• Exercise: The records are to be restated in their entirety, word for word.

_ _ _

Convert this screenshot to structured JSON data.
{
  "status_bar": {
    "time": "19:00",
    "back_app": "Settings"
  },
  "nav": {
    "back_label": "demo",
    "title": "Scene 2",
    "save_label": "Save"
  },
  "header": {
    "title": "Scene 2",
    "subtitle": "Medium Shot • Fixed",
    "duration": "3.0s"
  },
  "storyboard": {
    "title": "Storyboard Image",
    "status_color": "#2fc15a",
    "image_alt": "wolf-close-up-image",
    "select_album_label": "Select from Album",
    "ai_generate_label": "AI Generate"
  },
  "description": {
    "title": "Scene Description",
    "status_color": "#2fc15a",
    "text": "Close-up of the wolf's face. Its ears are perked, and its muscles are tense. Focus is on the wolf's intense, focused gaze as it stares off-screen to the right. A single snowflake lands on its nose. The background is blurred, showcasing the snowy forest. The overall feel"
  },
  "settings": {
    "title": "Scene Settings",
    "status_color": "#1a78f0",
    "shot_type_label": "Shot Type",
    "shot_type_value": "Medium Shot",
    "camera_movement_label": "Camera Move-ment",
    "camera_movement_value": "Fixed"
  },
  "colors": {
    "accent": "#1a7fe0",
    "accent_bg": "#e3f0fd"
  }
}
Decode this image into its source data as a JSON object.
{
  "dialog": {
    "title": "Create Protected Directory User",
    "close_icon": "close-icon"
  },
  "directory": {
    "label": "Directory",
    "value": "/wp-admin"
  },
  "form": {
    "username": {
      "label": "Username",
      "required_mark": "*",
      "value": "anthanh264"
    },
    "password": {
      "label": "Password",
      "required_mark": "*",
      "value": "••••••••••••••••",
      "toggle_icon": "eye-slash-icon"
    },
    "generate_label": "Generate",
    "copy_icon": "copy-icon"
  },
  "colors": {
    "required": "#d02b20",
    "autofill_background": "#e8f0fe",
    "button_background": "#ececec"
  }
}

_ _ _

• Answer to the task:
Convert this screenshot to structured JSON data.
{
  "status_bar": {
    "time": "19:00",
    "back_app": "Settings"
  },
  "nav": {
    "back_label": "demo",
    "title": "Scene 2",
    "save_label": "Save"
  },
  "header": {
    "title": "Scene 2",
    "subtitle": "Medium Shot • Fixed",
    "duration": "3.0s"
  },
  "storyboard": {
    "title": "Storyboard Image",
    "status_color": "#2fc15a",
    "image_alt": "wolf-close-up-image",
    "select_album_label": "Select from Album",
    "ai_generate_label": "AI Generate"
  },
  "description": {
    "title": "Scene Description",
    "status_color": "#2fc15a",
    "text": "Close-up of the wolf's face. Its ears are perked, and its muscles are tense. Focus is on the wolf's intense, focused gaze as it stares off-screen to the right. A single snowflake lands on its nose. The background is blurred, showcasing the snowy forest. The overall feel"
  },
  "settings": {
    "title": "Scene Settings",
    "status_color": "#1a78f0",
    "shot_type_label": "Shot Type",
    "shot_type_value": "Medium Shot",
    "camera_movement_label": "Camera Move-ment",
    "camera_movement_value": "Fixed"
  },
  "colors": {
    "accent": "#1a7fe0",
    "accent_bg": "#e3f0fd"
  }
}
Decode this image into its source data as a JSON object.
{
  "dialog": {
    "title": "Create Protected Directory User",
    "close_icon": "close-icon"
  },
  "directory": {
    "label": "Directory",
    "value": "/wp-admin"
  },
  "form": {
    "username": {
      "label": "Username",
      "required_mark": "*",
      "value": "anthanh264"
    },
    "password": {
      "label": "Password",
      "required_mark": "*",
      "value": "••••••••••••••••",
      "toggle_icon": "eye-slash-icon"
    },
    "generate_label": "Generate",
    "copy_icon": "copy-icon"
  },
  "colors": {
    "required": "#d02b20",
    "autofill_background": "#e8f0fe",
    "button_background": "#ececec"
  }
}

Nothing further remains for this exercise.